Stated problem: Print the entries that appear below, exactly as written and without their pictures.

··· Stored data

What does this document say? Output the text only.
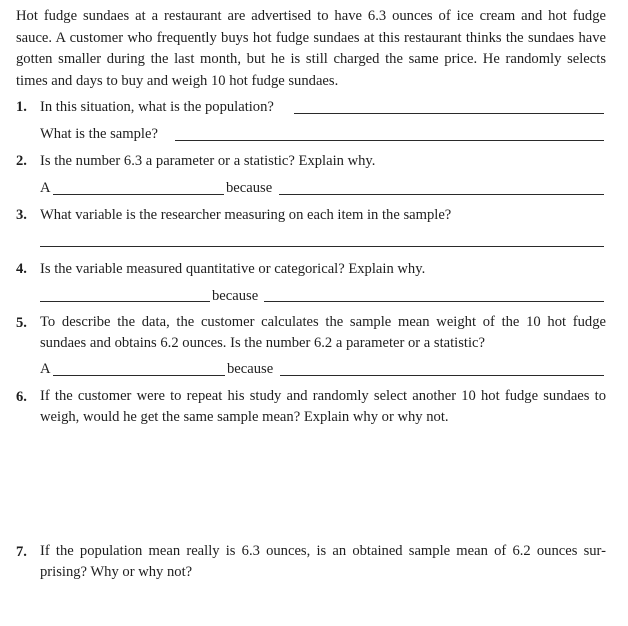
Hot fudge sundaes at a restaurant are advertised to have 6.3 ounces of ice cream and hot fudge sauce. A customer who frequently buys hot fudge sundaes at this restaurant thinks the sundaes have gotten smaller during the last month, but he is still charged the same price. He randomly selects times and days to buy and weigh 10 hot fudge sundaes.
1. In this situation, what is the population?
What is the sample?
2. Is the number 6.3 a parameter or a statistic? Explain why.
A	because
3. What variable is the researcher measuring on each item in the sample?
4. Is the variable measured quantitative or categorical? Explain why.
because
5. To describe the data, the customer calculates the sample mean weight of the 10 hot fudge sundaes and obtains 6.2 ounces. Is the number 6.2 a parameter or a statistic?
A	because
6. If the customer were to repeat his study and randomly select another 10 hot fudge sundaes to weigh, would he get the same sample mean? Explain why or why not.
7. If the population mean really is 6.3 ounces, is an obtained sample mean of 6.2 ounces sur-prising? Why or why not?
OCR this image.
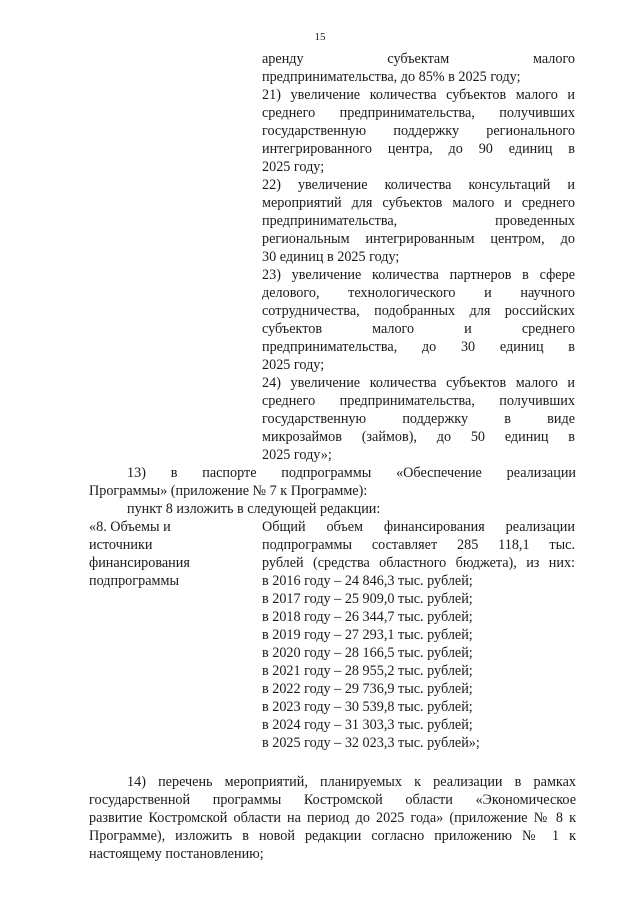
15
аренду субъектам малого
предпринимательства, до 85% в 2025 году;
21) увеличение количества субъектов малого и
среднего предпринимательства, получивших
государственную поддержку регионального
интегрированного центра, до 90 единиц в
2025 году;
22) увеличение количества консультаций и
мероприятий для субъектов малого и среднего
предпринимательства, проведенных
региональным интегрированным центром, до
30 единиц в 2025 году;
23) увеличение количества партнеров в сфере
делового, технологического и научного
сотрудничества, подобранных для российских
субъектов малого и среднего
предпринимательства, до 30 единиц в
2025 году;
24) увеличение количества субъектов малого и
среднего предпринимательства, получивших
государственную поддержку в виде
микрозаймов (займов), до 50 единиц в
2025 году»;
13) в паспорте подпрограммы «Обеспечение реализации
Программы» (приложение № 7 к Программе):
пункт 8 изложить в следующей редакции:
«8. Объемы и
источники
финансирования
подпрограммы
Общий объем финансирования реализации
подпрограммы составляет 285 118,1 тыс.
рублей (средства областного бюджета), из них:
в 2016 году – 24 846,3 тыс. рублей;
в 2017 году – 25 909,0 тыс. рублей;
в 2018 году – 26 344,7 тыс. рублей;
в 2019 году – 27 293,1 тыс. рублей;
в 2020 году – 28 166,5 тыс. рублей;
в 2021 году – 28 955,2 тыс. рублей;
в 2022 году – 29 736,9 тыс. рублей;
в 2023 году – 30 539,8 тыс. рублей;
в 2024 году – 31 303,3 тыс. рублей;
в 2025 году – 32 023,3 тыс. рублей»;
14) перечень мероприятий, планируемых к реализации в рамках
государственной программы Костромской области «Экономическое
развитие Костромской области на период до 2025 года» (приложение № 8 к
Программе), изложить в новой редакции согласно приложению № 1 к
настоящему постановлению;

······

Exercise output:
What does this document say? Output the text only.
Hot fudge sundaes at a restaurant are advertised to have 6.3 ounces of ice cream and hot fudge sauce. A customer who frequently buys hot fudge sundaes at this restaurant thinks the sundaes have gotten smaller during the last month, but he is still charged the same price. He randomly selects times and days to buy and weigh 10 hot fudge sundaes.
1. In this situation, what is the population?
What is the sample?
2. Is the number 6.3 a parameter or a statistic? Explain why.
A	because
3. What variable is the researcher measuring on each item in the sample?
4. Is the variable measured quantitative or categorical? Explain why.
because
5. To describe the data, the customer calculates the sample mean weight of the 10 hot fudge sundaes and obtains 6.2 ounces. Is the number 6.2 a parameter or a statistic?
A	because
6. If the customer were to repeat his study and randomly select another 10 hot fudge sundaes to weigh, would he get the same sample mean? Explain why or why not.
7. If the population mean really is 6.3 ounces, is an obtained sample mean of 6.2 ounces sur-prising? Why or why not?
OCR this image.
15
аренду субъектам малого
предпринимательства, до 85% в 2025 году;
21) увеличение количества субъектов малого и
среднего предпринимательства, получивших
государственную поддержку регионального
интегрированного центра, до 90 единиц в
2025 году;
22) увеличение количества консультаций и
мероприятий для субъектов малого и среднего
предпринимательства, проведенных
региональным интегрированным центром, до
30 единиц в 2025 году;
23) увеличение количества партнеров в сфере
делового, технологического и научного
сотрудничества, подобранных для российских
субъектов малого и среднего
предпринимательства, до 30 единиц в
2025 году;
24) увеличение количества субъектов малого и
среднего предпринимательства, получивших
государственную поддержку в виде
микрозаймов (займов), до 50 единиц в
2025 году»;
13) в паспорте подпрограммы «Обеспечение реализации
Программы» (приложение № 7 к Программе):
пункт 8 изложить в следующей редакции:
«8. Объемы и
источники
финансирования
подпрограммы
Общий объем финансирования реализации
подпрограммы составляет 285 118,1 тыс.
рублей (средства областного бюджета), из них:
в 2016 году – 24 846,3 тыс. рублей;
в 2017 году – 25 909,0 тыс. рублей;
в 2018 году – 26 344,7 тыс. рублей;
в 2019 году – 27 293,1 тыс. рублей;
в 2020 году – 28 166,5 тыс. рублей;
в 2021 году – 28 955,2 тыс. рублей;
в 2022 году – 29 736,9 тыс. рублей;
в 2023 году – 30 539,8 тыс. рублей;
в 2024 году – 31 303,3 тыс. рублей;
в 2025 году – 32 023,3 тыс. рублей»;
14) перечень мероприятий, планируемых к реализации в рамках
государственной программы Костромской области «Экономическое
развитие Костромской области на период до 2025 года» (приложение № 8 к
Программе), изложить в новой редакции согласно приложению № 1 к
настоящему постановлению;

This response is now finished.